*What the task requires:* Would you return all of this data exactly, leaving nothing out?

Figure contents as structured data
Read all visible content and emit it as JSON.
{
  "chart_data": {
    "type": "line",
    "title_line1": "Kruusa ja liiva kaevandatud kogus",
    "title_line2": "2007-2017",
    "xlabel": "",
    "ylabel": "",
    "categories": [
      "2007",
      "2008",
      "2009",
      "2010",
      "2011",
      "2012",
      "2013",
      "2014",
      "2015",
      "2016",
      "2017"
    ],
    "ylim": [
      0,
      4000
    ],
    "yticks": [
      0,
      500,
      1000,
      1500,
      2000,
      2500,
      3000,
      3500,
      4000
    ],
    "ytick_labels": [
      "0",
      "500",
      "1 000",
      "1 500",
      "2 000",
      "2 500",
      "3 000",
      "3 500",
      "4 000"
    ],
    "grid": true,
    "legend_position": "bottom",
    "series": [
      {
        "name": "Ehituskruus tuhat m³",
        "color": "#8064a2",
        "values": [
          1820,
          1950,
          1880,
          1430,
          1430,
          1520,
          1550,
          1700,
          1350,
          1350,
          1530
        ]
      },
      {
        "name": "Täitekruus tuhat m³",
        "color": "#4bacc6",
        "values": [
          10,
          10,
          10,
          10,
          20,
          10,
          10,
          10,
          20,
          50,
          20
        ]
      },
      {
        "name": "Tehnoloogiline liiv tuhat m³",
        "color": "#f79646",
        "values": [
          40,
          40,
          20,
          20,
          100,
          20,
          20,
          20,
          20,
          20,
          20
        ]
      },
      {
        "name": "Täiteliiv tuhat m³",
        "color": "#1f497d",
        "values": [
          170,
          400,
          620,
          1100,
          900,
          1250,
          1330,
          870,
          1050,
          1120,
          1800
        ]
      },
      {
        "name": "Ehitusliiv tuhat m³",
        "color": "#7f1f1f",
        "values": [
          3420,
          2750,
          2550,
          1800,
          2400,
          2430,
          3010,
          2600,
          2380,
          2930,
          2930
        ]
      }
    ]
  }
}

*Written reply:*
Read all visible content and emit it as JSON.
{
  "chart_data": {
    "type": "line",
    "title_line1": "Kruusa ja liiva kaevandatud kogus",
    "title_line2": "2007-2017",
    "xlabel": "",
    "ylabel": "",
    "categories": [
      "2007",
      "2008",
      "2009",
      "2010",
      "2011",
      "2012",
      "2013",
      "2014",
      "2015",
      "2016",
      "2017"
    ],
    "ylim": [
      0,
      4000
    ],
    "yticks": [
      0,
      500,
      1000,
      1500,
      2000,
      2500,
      3000,
      3500,
      4000
    ],
    "ytick_labels": [
      "0",
      "500",
      "1 000",
      "1 500",
      "2 000",
      "2 500",
      "3 000",
      "3 500",
      "4 000"
    ],
    "grid": true,
    "legend_position": "bottom",
    "series": [
      {
        "name": "Ehituskruus tuhat m³",
        "color": "#8064a2",
        "values": [
          1820,
          1950,
          1880,
          1430,
          1430,
          1520,
          1550,
          1700,
          1350,
          1350,
          1530
        ]
      },
      {
        "name": "Täitekruus tuhat m³",
        "color": "#4bacc6",
        "values": [
          10,
          10,
          10,
          10,
          20,
          10,
          10,
          10,
          20,
          50,
          20
        ]
      },
      {
        "name": "Tehnoloogiline liiv tuhat m³",
        "color": "#f79646",
        "values": [
          40,
          40,
          20,
          20,
          100,
          20,
          20,
          20,
          20,
          20,
          20
        ]
      },
      {
        "name": "Täiteliiv tuhat m³",
        "color": "#1f497d",
        "values": [
          170,
          400,
          620,
          1100,
          900,
          1250,
          1330,
          870,
          1050,
          1120,
          1800
        ]
      },
      {
        "name": "Ehitusliiv tuhat m³",
        "color": "#7f1f1f",
        "values": [
          3420,
          2750,
          2550,
          1800,
          2400,
          2430,
          3010,
          2600,
          2380,
          2930,
          2930
        ]
      }
    ]
  }
}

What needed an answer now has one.